## AIM
In the material below, identify each line bearing the word "xlabel". Reproduce those lines.

--- start of DATA ---

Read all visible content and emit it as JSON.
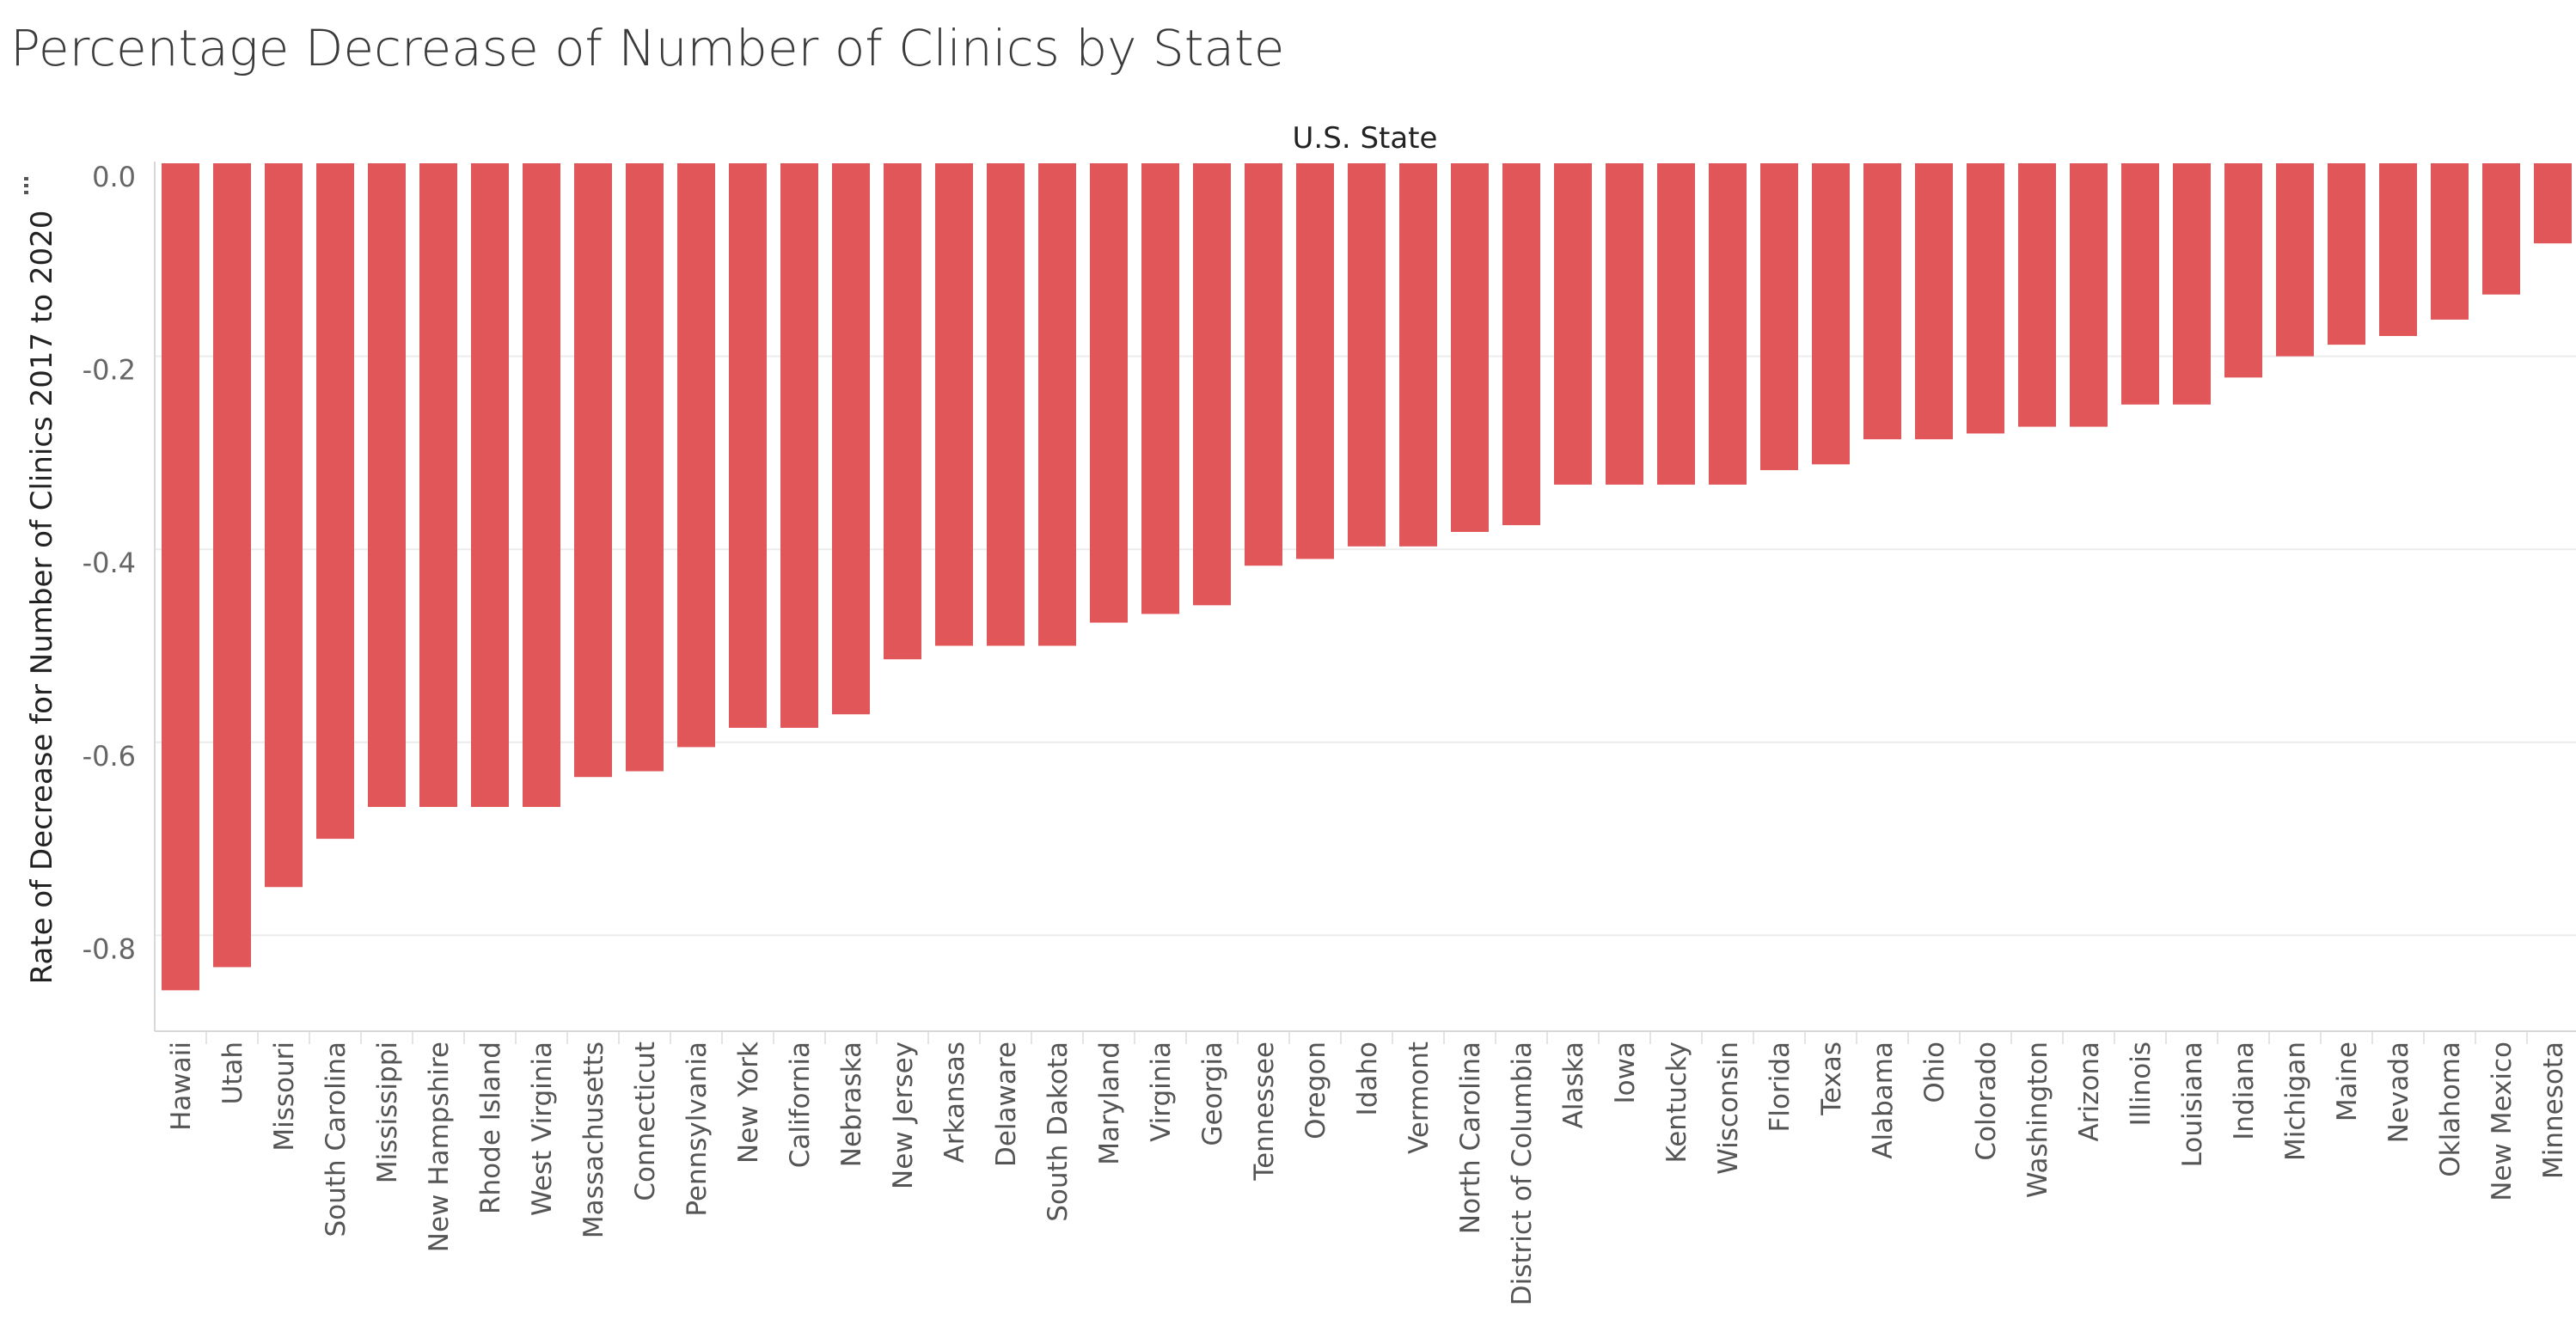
{
  "chart_data": {
    "type": "bar",
    "title": "Percentage Decrease of Number of Clinics by State",
    "xlabel": "U.S. State",
    "ylabel": "Rate of Decrease for Number of Clinics 2017 to 2020",
    "ylim": [
      -0.9,
      0.0
    ],
    "yticks": [
      "0.0",
      "-0.2",
      "-0.4",
      "-0.6",
      "-0.8"
    ],
    "grid": true,
    "bar_color": "#e15759",
    "categories": [
      "Hawaii",
      "Utah",
      "Missouri",
      "South Carolina",
      "Mississippi",
      "New Hampshire",
      "Rhode Island",
      "West Virginia",
      "Massachusetts",
      "Connecticut",
      "Pennsylvania",
      "New York",
      "California",
      "Nebraska",
      "New Jersey",
      "Arkansas",
      "Delaware",
      "South Dakota",
      "Maryland",
      "Virginia",
      "Georgia",
      "Tennessee",
      "Oregon",
      "Idaho",
      "Vermont",
      "North Carolina",
      "District of Columbia",
      "Alaska",
      "Iowa",
      "Kentucky",
      "Wisconsin",
      "Florida",
      "Texas",
      "Alabama",
      "Ohio",
      "Colorado",
      "Washington",
      "Arizona",
      "Illinois",
      "Louisiana",
      "Indiana",
      "Michigan",
      "Maine",
      "Nevada",
      "Oklahoma",
      "New Mexico",
      "Minnesota"
    ],
    "values": [
      -0.857,
      -0.833,
      -0.75,
      -0.7,
      -0.667,
      -0.667,
      -0.667,
      -0.667,
      -0.636,
      -0.63,
      -0.605,
      -0.585,
      -0.585,
      -0.571,
      -0.514,
      -0.5,
      -0.5,
      -0.5,
      -0.476,
      -0.467,
      -0.458,
      -0.417,
      -0.41,
      -0.397,
      -0.397,
      -0.382,
      -0.375,
      -0.333,
      -0.333,
      -0.333,
      -0.333,
      -0.318,
      -0.312,
      -0.286,
      -0.286,
      -0.28,
      -0.273,
      -0.273,
      -0.25,
      -0.25,
      -0.222,
      -0.2,
      -0.188,
      -0.179,
      -0.162,
      -0.136,
      -0.083
    ]
  }
}
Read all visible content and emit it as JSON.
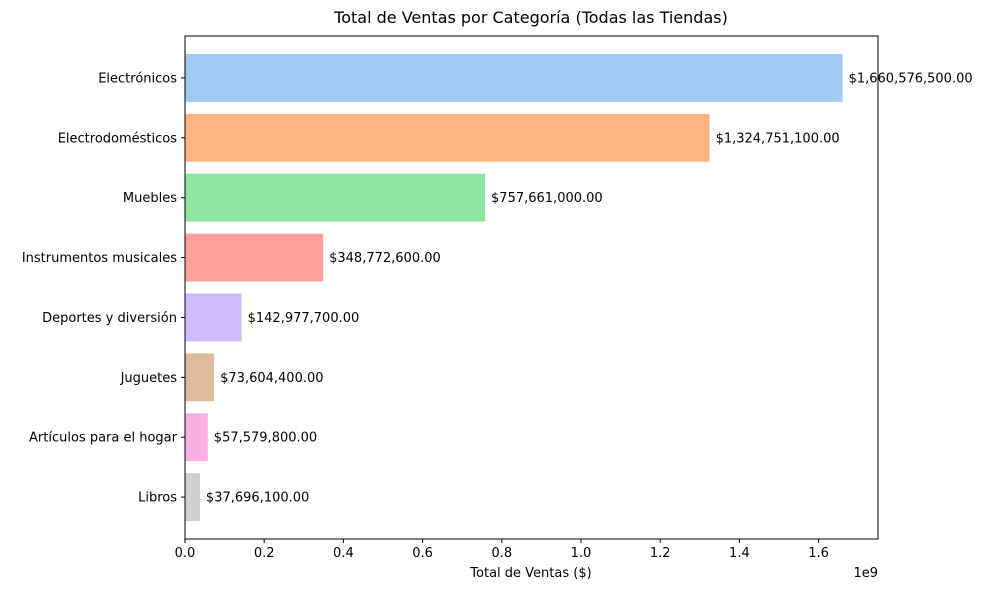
{
  "chart_data": {
    "type": "bar",
    "orientation": "horizontal",
    "title": "Total de Ventas por Categoría (Todas las Tiendas)",
    "xlabel": "Total de Ventas ($)",
    "ylabel": "",
    "x_scale_label": "1e9",
    "xlim": [
      0,
      1.75
    ],
    "x_ticks": [
      0,
      0.2,
      0.4,
      0.6,
      0.8,
      1.0,
      1.2,
      1.4,
      1.6
    ],
    "x_tick_labels": [
      "0.0",
      "0.2",
      "0.4",
      "0.6",
      "0.8",
      "1.0",
      "1.2",
      "1.4",
      "1.6"
    ],
    "grid": false,
    "legend": "none",
    "categories": [
      "Electrónicos",
      "Electrodomésticos",
      "Muebles",
      "Instrumentos musicales",
      "Deportes y diversión",
      "Juguetes",
      "Artículos para el hogar",
      "Libros"
    ],
    "values": [
      1660576500,
      1324751100,
      757661000,
      348772600,
      142977700,
      73604400,
      57579800,
      37696100
    ],
    "value_labels": [
      "$1,660,576,500.00",
      "$1,324,751,100.00",
      "$757,661,000.00",
      "$348,772,600.00",
      "$142,977,700.00",
      "$73,604,400.00",
      "$57,579,800.00",
      "$37,696,100.00"
    ],
    "colors": [
      "#a1c9f4",
      "#ffb482",
      "#8de5a1",
      "#ff9f9b",
      "#d0bbff",
      "#debb9b",
      "#fab0e4",
      "#cfcfcf"
    ]
  }
}
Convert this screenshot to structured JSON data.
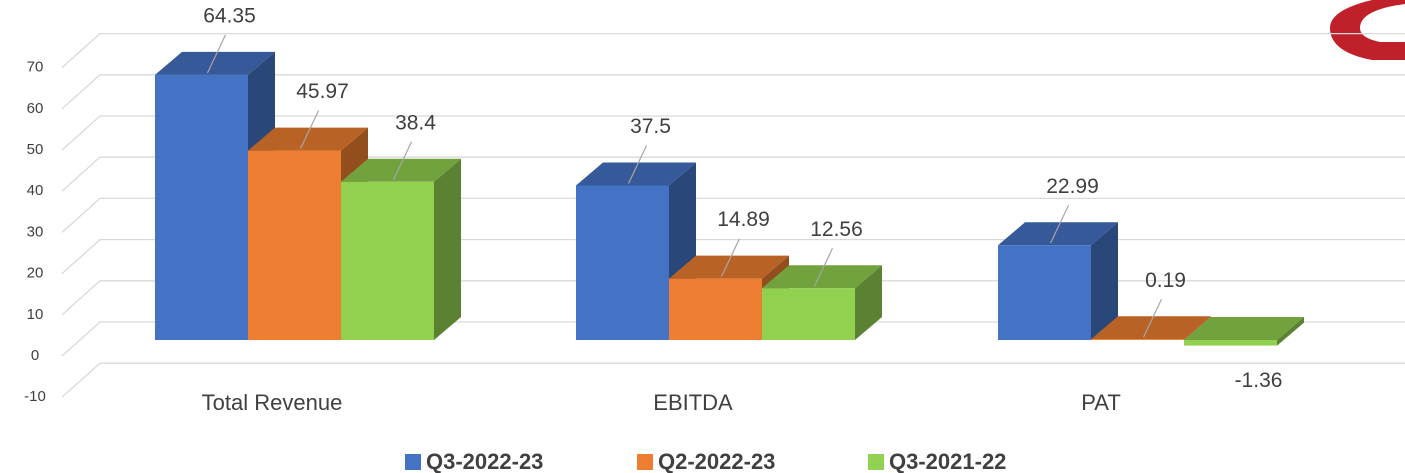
{
  "chart_data": {
    "type": "bar3d",
    "categories": [
      "Total Revenue",
      "EBITDA",
      "PAT"
    ],
    "series": [
      {
        "name": "Q3-2022-23",
        "color": "#4472c4",
        "values": [
          64.35,
          37.5,
          22.99
        ]
      },
      {
        "name": "Q2-2022-23",
        "color": "#ed7d31",
        "values": [
          45.97,
          14.89,
          0.19
        ]
      },
      {
        "name": "Q3-2021-22",
        "color": "#92d050",
        "values": [
          38.4,
          12.56,
          -1.36
        ]
      }
    ],
    "ylim": [
      -10,
      80
    ],
    "yticks": [
      -10,
      0,
      10,
      20,
      30,
      40,
      50,
      60,
      70
    ],
    "grid": true,
    "legend": "bottom"
  }
}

--- end of DATA ---

## EXERCISE RESULT
    "xlabel": "U.S. State",
    "xlabel": "Total de Ventas ($)",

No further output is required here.